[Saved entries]
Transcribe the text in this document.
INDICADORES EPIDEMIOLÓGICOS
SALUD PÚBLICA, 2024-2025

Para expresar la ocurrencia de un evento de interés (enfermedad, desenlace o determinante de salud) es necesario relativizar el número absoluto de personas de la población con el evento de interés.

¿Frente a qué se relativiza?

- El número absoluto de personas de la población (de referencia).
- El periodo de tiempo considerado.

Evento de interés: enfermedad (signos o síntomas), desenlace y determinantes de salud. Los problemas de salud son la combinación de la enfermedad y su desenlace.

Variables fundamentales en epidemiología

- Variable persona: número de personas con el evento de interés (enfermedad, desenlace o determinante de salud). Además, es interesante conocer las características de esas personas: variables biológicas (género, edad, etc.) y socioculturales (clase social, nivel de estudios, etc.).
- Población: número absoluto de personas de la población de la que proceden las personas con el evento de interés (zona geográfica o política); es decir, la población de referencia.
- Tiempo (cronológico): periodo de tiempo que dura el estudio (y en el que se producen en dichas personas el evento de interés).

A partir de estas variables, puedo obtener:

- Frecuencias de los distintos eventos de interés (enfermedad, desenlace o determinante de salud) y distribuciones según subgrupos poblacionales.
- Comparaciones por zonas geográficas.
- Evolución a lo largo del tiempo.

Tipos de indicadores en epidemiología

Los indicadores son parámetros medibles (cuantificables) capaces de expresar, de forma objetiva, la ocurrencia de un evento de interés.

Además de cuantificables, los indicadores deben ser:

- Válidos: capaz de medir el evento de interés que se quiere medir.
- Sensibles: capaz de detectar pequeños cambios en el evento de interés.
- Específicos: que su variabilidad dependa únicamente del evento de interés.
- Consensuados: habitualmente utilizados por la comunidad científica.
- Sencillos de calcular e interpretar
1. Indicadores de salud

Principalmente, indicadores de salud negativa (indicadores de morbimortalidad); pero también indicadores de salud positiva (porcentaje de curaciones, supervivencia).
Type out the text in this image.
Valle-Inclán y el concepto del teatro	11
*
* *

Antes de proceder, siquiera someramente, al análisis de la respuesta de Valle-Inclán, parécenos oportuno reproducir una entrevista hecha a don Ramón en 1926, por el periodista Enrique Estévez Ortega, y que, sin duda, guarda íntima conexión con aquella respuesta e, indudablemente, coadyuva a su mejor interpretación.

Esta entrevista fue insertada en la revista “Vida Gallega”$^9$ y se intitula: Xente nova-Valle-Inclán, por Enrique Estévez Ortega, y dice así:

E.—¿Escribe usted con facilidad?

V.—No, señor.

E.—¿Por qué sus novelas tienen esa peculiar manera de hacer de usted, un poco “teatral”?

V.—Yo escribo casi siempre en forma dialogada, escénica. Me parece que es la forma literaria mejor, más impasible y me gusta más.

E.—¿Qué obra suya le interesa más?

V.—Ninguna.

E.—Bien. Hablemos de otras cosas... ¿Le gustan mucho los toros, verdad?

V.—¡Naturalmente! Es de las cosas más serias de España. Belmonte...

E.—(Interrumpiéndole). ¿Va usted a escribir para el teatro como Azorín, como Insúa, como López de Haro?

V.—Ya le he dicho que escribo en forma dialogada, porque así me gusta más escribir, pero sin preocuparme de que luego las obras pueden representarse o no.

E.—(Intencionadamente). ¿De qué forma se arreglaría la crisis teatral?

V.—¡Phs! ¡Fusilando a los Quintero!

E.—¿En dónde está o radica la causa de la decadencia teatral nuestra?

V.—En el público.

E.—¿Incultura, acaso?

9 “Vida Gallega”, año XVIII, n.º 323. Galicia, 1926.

> [SET TASK]:
Repeat the material from above exactly, word for word.

> [FINISHED TASK]:
Transcribe the text in this document.
INDICADORES EPIDEMIOLÓGICOS
SALUD PÚBLICA, 2024-2025

Para expresar la ocurrencia de un evento de interés (enfermedad, desenlace o determinante de salud) es necesario relativizar el número absoluto de personas de la población con el evento de interés.

¿Frente a qué se relativiza?

- El número absoluto de personas de la población (de referencia).
- El periodo de tiempo considerado.

Evento de interés: enfermedad (signos o síntomas), desenlace y determinantes de salud. Los problemas de salud son la combinación de la enfermedad y su desenlace.

Variables fundamentales en epidemiología

- Variable persona: número de personas con el evento de interés (enfermedad, desenlace o determinante de salud). Además, es interesante conocer las características de esas personas: variables biológicas (género, edad, etc.) y socioculturales (clase social, nivel de estudios, etc.).
- Población: número absoluto de personas de la población de la que proceden las personas con el evento de interés (zona geográfica o política); es decir, la población de referencia.
- Tiempo (cronológico): periodo de tiempo que dura el estudio (y en el que se producen en dichas personas el evento de interés).

A partir de estas variables, puedo obtener:

- Frecuencias de los distintos eventos de interés (enfermedad, desenlace o determinante de salud) y distribuciones según subgrupos poblacionales.
- Comparaciones por zonas geográficas.
- Evolución a lo largo del tiempo.

Tipos de indicadores en epidemiología

Los indicadores son parámetros medibles (cuantificables) capaces de expresar, de forma objetiva, la ocurrencia de un evento de interés.

Además de cuantificables, los indicadores deben ser:

- Válidos: capaz de medir el evento de interés que se quiere medir.
- Sensibles: capaz de detectar pequeños cambios en el evento de interés.
- Específicos: que su variabilidad dependa únicamente del evento de interés.
- Consensuados: habitualmente utilizados por la comunidad científica.
- Sencillos de calcular e interpretar
1. Indicadores de salud

Principalmente, indicadores de salud negativa (indicadores de morbimortalidad); pero también indicadores de salud positiva (porcentaje de curaciones, supervivencia).
Type out the text in this image.
Valle-Inclán y el concepto del teatro	11
*
* *

Antes de proceder, siquiera someramente, al análisis de la respuesta de Valle-Inclán, parécenos oportuno reproducir una entrevista hecha a don Ramón en 1926, por el periodista Enrique Estévez Ortega, y que, sin duda, guarda íntima conexión con aquella respuesta e, indudablemente, coadyuva a su mejor interpretación.

Esta entrevista fue insertada en la revista “Vida Gallega”$^9$ y se intitula: Xente nova-Valle-Inclán, por Enrique Estévez Ortega, y dice así:

E.—¿Escribe usted con facilidad?

V.—No, señor.

E.—¿Por qué sus novelas tienen esa peculiar manera de hacer de usted, un poco “teatral”?

V.—Yo escribo casi siempre en forma dialogada, escénica. Me parece que es la forma literaria mejor, más impasible y me gusta más.

E.—¿Qué obra suya le interesa más?

V.—Ninguna.

E.—Bien. Hablemos de otras cosas... ¿Le gustan mucho los toros, verdad?

V.—¡Naturalmente! Es de las cosas más serias de España. Belmonte...

E.—(Interrumpiéndole). ¿Va usted a escribir para el teatro como Azorín, como Insúa, como López de Haro?

V.—Ya le he dicho que escribo en forma dialogada, porque así me gusta más escribir, pero sin preocuparme de que luego las obras pueden representarse o no.

E.—(Intencionadamente). ¿De qué forma se arreglaría la crisis teatral?

V.—¡Phs! ¡Fusilando a los Quintero!

E.—¿En dónde está o radica la causa de la decadencia teatral nuestra?

V.—En el público.

E.—¿Incultura, acaso?

9 “Vida Gallega”, año XVIII, n.º 323. Galicia, 1926.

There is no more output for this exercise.